* _GIVEN RECORDS_:
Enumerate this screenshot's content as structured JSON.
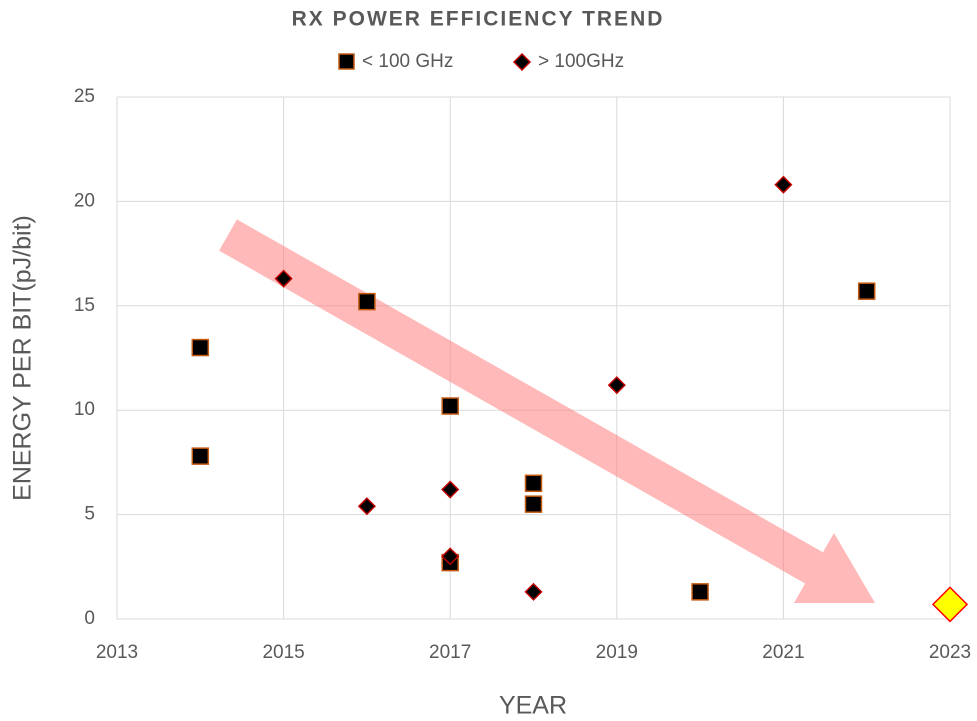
{
  "chart_data": {
    "type": "scatter",
    "title": "RX POWER EFFICIENCY TREND",
    "x_label": "YEAR",
    "y_label": "ENERGY PER BIT(pJ/bit)",
    "xlim": [
      2013,
      2023
    ],
    "xticks": [
      2013,
      2015,
      2017,
      2019,
      2021,
      2023
    ],
    "ylim": [
      0,
      25
    ],
    "yticks": [
      0,
      5,
      10,
      15,
      20,
      25
    ],
    "grid": true,
    "legend": "top",
    "series": [
      {
        "name": "< 100 GHz",
        "marker": "square",
        "color": "#000000",
        "edge_color": "#c55a11",
        "x": [
          2014,
          2014,
          2016,
          2017,
          2017,
          2018,
          2018,
          2020,
          2022
        ],
        "values": [
          13.0,
          7.8,
          15.2,
          10.2,
          2.7,
          6.5,
          5.5,
          1.3,
          15.7
        ]
      },
      {
        "name": "> 100GHz",
        "marker": "diamond",
        "color": "#000000",
        "edge_color": "#c00000",
        "x": [
          2015,
          2016,
          2017,
          2017,
          2018,
          2019,
          2021
        ],
        "values": [
          16.3,
          5.4,
          6.2,
          3.0,
          1.3,
          11.2,
          20.8
        ]
      },
      {
        "marker": "diamond",
        "color": "#ffff00",
        "edge_color": "#ff0000",
        "size": "large",
        "x": [
          2023
        ],
        "values": [
          0.7
        ]
      }
    ]
  }
}
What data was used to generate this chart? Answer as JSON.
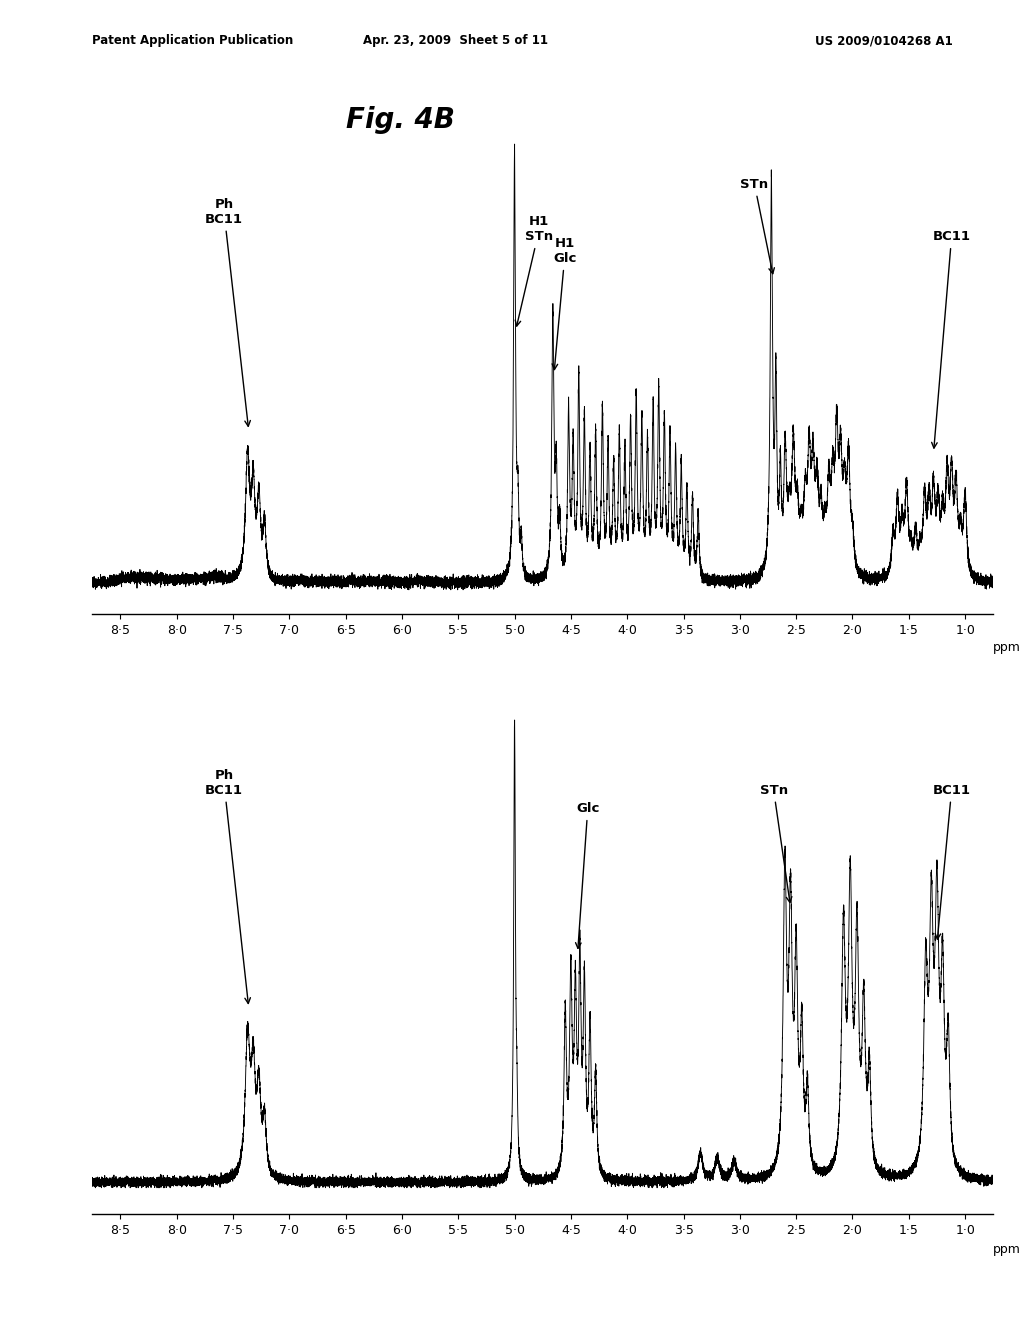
{
  "header_left": "Patent Application Publication",
  "header_center": "Apr. 23, 2009  Sheet 5 of 11",
  "header_right": "US 2009/0104268 A1",
  "fig_label": "Fig. 4B",
  "background_color": "#ffffff",
  "xlabel": "ppm",
  "xticks": [
    8.5,
    8.0,
    7.5,
    7.0,
    6.5,
    6.0,
    5.5,
    5.0,
    4.5,
    4.0,
    3.5,
    3.0,
    2.5,
    2.0,
    1.5,
    1.0
  ],
  "xtick_labels": [
    "8·5",
    "8·0",
    "7·5",
    "7·0",
    "6·5",
    "6·0",
    "5·5",
    "5·0",
    "4·5",
    "4·0",
    "3·5",
    "3·0",
    "2·5",
    "2·0",
    "1·5",
    "1·0"
  ],
  "xlim": [
    8.75,
    0.75
  ]
}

* _WRITTEN REQUEST_: Reproduce every record above exactly, omitting the pictures.

* _CORRECT RESULT_:
Enumerate this screenshot's content as structured JSON.
{
  "chart_data": {
    "type": "scatter",
    "title": "RX POWER EFFICIENCY TREND",
    "x_label": "YEAR",
    "y_label": "ENERGY PER BIT(pJ/bit)",
    "xlim": [
      2013,
      2023
    ],
    "xticks": [
      2013,
      2015,
      2017,
      2019,
      2021,
      2023
    ],
    "ylim": [
      0,
      25
    ],
    "yticks": [
      0,
      5,
      10,
      15,
      20,
      25
    ],
    "grid": true,
    "legend": "top",
    "series": [
      {
        "name": "< 100 GHz",
        "marker": "square",
        "color": "#000000",
        "edge_color": "#c55a11",
        "x": [
          2014,
          2014,
          2016,
          2017,
          2017,
          2018,
          2018,
          2020,
          2022
        ],
        "values": [
          13.0,
          7.8,
          15.2,
          10.2,
          2.7,
          6.5,
          5.5,
          1.3,
          15.7
        ]
      },
      {
        "name": "> 100GHz",
        "marker": "diamond",
        "color": "#000000",
        "edge_color": "#c00000",
        "x": [
          2015,
          2016,
          2017,
          2017,
          2018,
          2019,
          2021
        ],
        "values": [
          16.3,
          5.4,
          6.2,
          3.0,
          1.3,
          11.2,
          20.8
        ]
      },
      {
        "marker": "diamond",
        "color": "#ffff00",
        "edge_color": "#ff0000",
        "size": "large",
        "x": [
          2023
        ],
        "values": [
          0.7
        ]
      }
    ]
  }
}
What data was used to generate this chart? Answer as JSON.
{
  "header_left": "Patent Application Publication",
  "header_center": "Apr. 23, 2009  Sheet 5 of 11",
  "header_right": "US 2009/0104268 A1",
  "fig_label": "Fig. 4B",
  "background_color": "#ffffff",
  "xlabel": "ppm",
  "xticks": [
    8.5,
    8.0,
    7.5,
    7.0,
    6.5,
    6.0,
    5.5,
    5.0,
    4.5,
    4.0,
    3.5,
    3.0,
    2.5,
    2.0,
    1.5,
    1.0
  ],
  "xtick_labels": [
    "8·5",
    "8·0",
    "7·5",
    "7·0",
    "6·5",
    "6·0",
    "5·5",
    "5·0",
    "4·5",
    "4·0",
    "3·5",
    "3·0",
    "2·5",
    "2·0",
    "1·5",
    "1·0"
  ],
  "xlim": [
    8.75,
    0.75
  ]
}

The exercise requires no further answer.